**To do**
Locate the line containing "Decode this image" in the data below. Reproduce it and every following line up to the end, exactly as given.
━━━━━━━━━━━━━━━━
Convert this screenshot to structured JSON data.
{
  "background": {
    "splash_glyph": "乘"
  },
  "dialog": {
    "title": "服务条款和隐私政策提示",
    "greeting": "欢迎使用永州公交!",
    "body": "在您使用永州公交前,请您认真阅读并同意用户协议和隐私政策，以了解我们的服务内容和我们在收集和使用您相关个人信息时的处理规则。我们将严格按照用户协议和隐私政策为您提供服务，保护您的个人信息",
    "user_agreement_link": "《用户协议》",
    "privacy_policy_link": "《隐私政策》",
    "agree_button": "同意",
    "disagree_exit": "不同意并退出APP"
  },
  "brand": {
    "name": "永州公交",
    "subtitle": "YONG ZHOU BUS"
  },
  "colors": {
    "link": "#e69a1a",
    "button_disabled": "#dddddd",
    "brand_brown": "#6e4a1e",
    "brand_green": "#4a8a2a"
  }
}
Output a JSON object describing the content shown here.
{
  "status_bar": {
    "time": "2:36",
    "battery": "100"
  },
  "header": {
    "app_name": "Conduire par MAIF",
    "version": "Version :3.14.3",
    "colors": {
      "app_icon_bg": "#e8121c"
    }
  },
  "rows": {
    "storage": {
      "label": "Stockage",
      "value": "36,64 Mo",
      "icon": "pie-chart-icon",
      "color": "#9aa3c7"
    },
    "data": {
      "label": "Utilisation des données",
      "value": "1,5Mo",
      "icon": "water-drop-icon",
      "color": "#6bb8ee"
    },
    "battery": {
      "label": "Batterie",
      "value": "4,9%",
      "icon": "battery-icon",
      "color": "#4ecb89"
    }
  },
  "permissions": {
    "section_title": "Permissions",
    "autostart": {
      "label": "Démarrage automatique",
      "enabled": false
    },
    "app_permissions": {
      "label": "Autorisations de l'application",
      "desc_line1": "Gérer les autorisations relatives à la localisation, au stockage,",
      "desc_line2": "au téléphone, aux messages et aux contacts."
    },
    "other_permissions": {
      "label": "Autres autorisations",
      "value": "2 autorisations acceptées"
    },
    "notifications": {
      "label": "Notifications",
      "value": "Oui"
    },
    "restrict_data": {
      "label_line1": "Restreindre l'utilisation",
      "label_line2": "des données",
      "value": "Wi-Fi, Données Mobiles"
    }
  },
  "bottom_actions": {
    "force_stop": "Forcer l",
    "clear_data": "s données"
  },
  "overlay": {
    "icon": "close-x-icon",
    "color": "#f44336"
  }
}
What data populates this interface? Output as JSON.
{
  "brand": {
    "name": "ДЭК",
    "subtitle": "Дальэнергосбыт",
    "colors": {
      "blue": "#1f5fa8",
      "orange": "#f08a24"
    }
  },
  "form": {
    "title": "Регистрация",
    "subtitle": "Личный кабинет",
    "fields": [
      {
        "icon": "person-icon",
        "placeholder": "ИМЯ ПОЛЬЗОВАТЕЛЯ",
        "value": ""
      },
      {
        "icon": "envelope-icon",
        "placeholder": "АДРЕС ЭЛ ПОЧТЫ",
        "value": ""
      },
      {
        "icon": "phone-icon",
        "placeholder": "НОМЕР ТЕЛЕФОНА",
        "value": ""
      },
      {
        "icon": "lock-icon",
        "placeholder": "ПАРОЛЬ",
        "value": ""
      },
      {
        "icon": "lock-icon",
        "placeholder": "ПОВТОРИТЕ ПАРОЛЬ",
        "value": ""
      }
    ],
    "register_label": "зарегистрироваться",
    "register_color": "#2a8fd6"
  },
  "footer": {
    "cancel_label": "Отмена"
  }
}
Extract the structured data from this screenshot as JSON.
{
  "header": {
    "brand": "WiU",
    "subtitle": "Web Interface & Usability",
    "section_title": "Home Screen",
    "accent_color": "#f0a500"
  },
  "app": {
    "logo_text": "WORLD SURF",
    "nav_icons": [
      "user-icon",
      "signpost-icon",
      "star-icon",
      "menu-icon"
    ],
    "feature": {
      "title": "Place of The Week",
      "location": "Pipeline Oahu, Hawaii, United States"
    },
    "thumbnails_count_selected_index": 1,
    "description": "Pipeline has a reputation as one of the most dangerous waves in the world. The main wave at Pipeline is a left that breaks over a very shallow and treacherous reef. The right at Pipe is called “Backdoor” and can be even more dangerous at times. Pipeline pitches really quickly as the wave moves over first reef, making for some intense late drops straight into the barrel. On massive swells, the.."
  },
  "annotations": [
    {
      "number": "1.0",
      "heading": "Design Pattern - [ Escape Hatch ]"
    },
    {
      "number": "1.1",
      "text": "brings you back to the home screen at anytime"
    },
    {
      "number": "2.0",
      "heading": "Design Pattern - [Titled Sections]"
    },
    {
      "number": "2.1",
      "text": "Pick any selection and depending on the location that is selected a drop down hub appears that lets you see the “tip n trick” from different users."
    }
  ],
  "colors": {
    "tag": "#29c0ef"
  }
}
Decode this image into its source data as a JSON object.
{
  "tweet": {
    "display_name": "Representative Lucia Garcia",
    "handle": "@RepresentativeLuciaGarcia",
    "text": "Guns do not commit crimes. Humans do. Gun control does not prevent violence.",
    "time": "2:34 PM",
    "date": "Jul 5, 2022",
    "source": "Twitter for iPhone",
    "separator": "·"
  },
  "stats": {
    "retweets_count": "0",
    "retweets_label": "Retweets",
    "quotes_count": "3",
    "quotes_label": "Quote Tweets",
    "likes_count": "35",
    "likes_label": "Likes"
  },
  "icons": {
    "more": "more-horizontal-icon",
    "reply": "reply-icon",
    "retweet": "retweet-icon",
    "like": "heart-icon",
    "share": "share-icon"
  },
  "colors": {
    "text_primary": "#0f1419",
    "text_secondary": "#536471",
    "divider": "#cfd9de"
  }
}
━━━━━━━━━━━━━━━━
**Answer to this exercise**
Decode this image into its source data as a JSON object.
{
  "tweet": {
    "display_name": "Representative Lucia Garcia",
    "handle": "@RepresentativeLuciaGarcia",
    "text": "Guns do not commit crimes. Humans do. Gun control does not prevent violence.",
    "time": "2:34 PM",
    "date": "Jul 5, 2022",
    "source": "Twitter for iPhone",
    "separator": "·"
  },
  "stats": {
    "retweets_count": "0",
    "retweets_label": "Retweets",
    "quotes_count": "3",
    "quotes_label": "Quote Tweets",
    "likes_count": "35",
    "likes_label": "Likes"
  },
  "icons": {
    "more": "more-horizontal-icon",
    "reply": "reply-icon",
    "retweet": "retweet-icon",
    "like": "heart-icon",
    "share": "share-icon"
  },
  "colors": {
    "text_primary": "#0f1419",
    "text_secondary": "#536471",
    "divider": "#cfd9de"
  }
}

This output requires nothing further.